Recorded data
────────────────────────────────────────

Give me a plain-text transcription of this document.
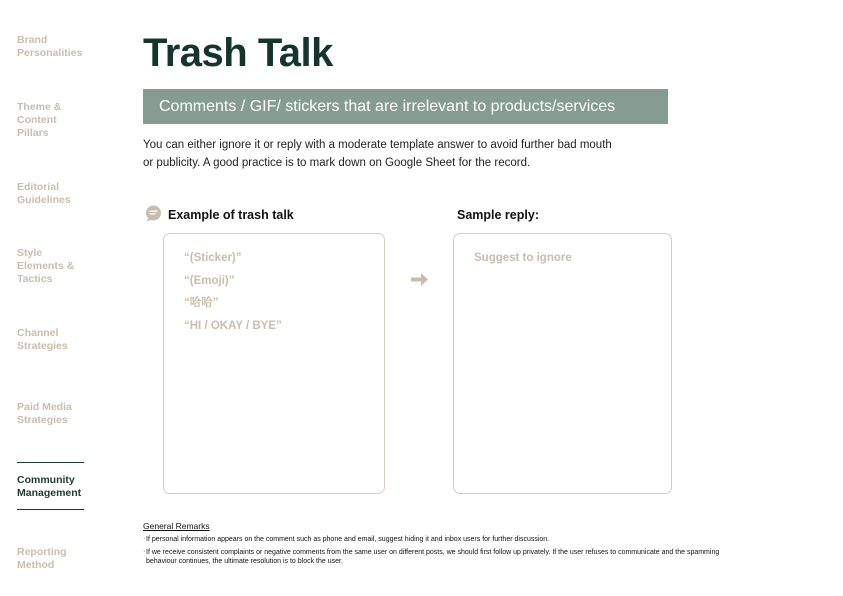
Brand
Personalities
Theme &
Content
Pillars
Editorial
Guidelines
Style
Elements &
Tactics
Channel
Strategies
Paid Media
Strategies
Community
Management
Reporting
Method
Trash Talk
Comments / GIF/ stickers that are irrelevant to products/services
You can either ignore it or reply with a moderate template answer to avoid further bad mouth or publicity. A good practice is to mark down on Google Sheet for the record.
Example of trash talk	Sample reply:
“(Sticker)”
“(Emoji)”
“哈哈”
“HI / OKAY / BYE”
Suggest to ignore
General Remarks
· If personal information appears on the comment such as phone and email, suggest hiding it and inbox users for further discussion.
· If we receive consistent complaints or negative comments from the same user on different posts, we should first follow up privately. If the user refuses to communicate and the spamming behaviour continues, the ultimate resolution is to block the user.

────────────────────────────────────────

*Problem details:* In the records above, how many lines contain the string "reply"? State that number only.

*Final result:* 2